What is required. Return each line of the listing that contains the string "this".

Stored items:
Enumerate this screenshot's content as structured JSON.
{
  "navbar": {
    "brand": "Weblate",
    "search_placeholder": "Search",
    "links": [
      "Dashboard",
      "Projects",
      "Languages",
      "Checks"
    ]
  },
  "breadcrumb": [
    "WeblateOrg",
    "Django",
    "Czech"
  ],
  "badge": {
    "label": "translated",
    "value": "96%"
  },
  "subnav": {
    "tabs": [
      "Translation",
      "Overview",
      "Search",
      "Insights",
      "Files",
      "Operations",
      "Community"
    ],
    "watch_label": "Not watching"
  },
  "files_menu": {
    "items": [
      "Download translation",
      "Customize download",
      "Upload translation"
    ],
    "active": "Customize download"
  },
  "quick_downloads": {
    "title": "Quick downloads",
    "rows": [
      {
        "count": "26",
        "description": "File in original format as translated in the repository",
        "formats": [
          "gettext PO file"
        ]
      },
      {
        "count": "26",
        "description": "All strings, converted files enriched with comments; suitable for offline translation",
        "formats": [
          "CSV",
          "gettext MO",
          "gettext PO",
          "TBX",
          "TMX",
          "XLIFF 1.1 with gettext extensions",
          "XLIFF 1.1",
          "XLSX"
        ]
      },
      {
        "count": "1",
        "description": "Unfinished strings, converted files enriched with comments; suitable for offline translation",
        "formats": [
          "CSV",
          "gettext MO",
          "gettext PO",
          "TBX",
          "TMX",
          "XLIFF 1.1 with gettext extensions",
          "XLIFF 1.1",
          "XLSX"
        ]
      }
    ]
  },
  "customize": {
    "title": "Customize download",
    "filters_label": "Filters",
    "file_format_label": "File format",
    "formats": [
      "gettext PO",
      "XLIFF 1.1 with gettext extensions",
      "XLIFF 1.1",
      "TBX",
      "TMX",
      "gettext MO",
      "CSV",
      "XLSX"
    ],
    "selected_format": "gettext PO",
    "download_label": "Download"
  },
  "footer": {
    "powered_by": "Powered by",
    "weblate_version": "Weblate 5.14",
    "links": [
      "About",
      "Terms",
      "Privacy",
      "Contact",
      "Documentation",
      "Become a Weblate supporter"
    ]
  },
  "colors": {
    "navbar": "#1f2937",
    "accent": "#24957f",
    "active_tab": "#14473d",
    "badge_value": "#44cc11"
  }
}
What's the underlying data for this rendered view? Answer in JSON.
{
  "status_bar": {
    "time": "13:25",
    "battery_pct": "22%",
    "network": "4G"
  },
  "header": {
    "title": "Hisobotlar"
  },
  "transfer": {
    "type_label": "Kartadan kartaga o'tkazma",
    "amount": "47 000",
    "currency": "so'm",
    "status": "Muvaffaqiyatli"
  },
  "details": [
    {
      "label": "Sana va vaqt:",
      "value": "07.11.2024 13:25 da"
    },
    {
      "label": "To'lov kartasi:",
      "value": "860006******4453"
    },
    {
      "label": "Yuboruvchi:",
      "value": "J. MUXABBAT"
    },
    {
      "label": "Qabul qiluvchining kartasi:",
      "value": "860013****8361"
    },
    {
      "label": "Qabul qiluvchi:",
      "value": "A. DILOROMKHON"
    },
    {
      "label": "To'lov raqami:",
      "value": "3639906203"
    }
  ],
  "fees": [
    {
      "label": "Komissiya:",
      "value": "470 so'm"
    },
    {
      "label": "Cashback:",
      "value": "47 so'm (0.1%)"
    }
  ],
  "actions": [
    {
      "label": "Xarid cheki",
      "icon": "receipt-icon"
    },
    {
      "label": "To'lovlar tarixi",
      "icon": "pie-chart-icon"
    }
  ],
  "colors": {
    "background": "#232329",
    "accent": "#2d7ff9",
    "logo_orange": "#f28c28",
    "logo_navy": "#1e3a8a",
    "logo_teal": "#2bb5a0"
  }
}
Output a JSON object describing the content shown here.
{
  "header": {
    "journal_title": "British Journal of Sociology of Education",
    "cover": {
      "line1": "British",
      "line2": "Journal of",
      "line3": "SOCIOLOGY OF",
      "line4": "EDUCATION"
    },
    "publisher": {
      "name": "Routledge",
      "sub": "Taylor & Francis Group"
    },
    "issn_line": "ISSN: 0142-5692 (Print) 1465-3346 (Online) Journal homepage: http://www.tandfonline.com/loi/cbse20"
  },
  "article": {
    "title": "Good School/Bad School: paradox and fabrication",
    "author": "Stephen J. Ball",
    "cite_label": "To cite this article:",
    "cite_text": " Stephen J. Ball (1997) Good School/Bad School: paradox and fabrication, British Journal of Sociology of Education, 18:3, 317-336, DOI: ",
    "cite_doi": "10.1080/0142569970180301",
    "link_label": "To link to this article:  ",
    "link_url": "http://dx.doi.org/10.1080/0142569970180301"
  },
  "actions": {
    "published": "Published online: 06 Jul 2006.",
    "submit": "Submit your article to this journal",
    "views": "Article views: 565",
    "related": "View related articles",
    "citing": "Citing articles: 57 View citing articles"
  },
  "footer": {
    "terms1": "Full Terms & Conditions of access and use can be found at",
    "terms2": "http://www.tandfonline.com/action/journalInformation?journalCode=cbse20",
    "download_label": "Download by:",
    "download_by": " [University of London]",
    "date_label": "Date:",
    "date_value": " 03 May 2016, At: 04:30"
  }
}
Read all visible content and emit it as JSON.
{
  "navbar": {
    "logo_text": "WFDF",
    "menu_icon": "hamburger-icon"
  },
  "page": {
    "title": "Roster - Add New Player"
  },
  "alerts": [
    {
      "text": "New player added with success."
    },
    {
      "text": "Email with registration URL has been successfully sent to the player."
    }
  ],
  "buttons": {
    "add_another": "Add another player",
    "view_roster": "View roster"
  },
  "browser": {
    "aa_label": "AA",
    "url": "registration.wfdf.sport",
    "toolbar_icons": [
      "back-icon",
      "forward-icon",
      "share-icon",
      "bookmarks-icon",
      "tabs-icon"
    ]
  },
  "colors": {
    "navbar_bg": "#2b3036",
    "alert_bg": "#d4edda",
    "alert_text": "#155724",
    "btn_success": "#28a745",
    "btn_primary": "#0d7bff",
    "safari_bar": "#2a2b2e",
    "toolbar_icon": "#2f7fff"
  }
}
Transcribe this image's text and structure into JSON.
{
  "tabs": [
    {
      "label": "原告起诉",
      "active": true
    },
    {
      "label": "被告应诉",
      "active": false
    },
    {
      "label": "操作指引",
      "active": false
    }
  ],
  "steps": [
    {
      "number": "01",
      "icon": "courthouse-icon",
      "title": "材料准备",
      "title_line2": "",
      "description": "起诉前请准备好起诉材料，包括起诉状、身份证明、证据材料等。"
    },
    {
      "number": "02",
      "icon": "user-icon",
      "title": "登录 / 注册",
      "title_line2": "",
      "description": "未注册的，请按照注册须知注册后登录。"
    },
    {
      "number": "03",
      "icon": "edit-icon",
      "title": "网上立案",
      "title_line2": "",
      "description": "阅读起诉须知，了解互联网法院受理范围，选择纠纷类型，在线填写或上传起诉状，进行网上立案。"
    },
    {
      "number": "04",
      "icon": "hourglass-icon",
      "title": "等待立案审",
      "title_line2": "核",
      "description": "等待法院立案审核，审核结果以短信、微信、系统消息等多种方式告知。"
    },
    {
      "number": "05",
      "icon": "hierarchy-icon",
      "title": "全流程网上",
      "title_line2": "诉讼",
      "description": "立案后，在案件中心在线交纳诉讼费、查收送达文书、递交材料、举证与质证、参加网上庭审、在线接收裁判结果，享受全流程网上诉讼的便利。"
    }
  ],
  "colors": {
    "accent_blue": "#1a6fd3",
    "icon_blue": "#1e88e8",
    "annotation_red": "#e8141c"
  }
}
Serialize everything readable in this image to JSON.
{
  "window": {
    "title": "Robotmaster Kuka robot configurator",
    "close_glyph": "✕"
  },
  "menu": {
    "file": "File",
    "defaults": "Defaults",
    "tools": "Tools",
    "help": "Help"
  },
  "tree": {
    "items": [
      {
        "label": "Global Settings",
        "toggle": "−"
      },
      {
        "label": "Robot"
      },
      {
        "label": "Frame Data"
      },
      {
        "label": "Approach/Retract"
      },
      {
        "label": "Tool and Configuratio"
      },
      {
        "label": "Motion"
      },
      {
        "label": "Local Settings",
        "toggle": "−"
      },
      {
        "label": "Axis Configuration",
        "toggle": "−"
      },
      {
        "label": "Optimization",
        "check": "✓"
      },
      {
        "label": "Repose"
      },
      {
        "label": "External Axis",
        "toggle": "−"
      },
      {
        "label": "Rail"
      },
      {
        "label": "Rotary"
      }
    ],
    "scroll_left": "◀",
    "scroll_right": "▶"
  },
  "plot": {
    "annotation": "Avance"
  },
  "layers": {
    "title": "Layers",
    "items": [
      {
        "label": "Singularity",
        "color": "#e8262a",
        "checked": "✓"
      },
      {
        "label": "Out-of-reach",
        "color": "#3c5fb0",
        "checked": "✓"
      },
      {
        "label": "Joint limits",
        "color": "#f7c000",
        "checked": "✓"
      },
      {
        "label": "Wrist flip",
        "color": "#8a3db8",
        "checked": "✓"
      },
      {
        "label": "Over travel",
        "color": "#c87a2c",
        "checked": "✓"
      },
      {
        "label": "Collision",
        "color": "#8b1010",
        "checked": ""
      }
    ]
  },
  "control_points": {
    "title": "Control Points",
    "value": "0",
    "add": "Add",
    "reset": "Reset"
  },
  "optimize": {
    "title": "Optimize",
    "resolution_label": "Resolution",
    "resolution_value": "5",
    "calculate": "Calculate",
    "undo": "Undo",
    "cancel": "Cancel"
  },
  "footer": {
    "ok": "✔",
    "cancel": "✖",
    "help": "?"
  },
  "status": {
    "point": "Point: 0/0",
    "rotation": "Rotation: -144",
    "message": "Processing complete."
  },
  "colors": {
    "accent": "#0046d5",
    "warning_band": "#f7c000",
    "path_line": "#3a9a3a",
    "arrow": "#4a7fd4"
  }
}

Answer for the task.
Enumerate this screenshot's content as structured JSON.
What's the underlying data for this rendered view? Answer in JSON.
    "cite_label": "To cite this article:",
    "link_label": "To link to this article:  ",
    "submit": "Submit your article to this journal",
Transcribe this image's text and structure into JSON.
Serialize everything readable in this image to JSON.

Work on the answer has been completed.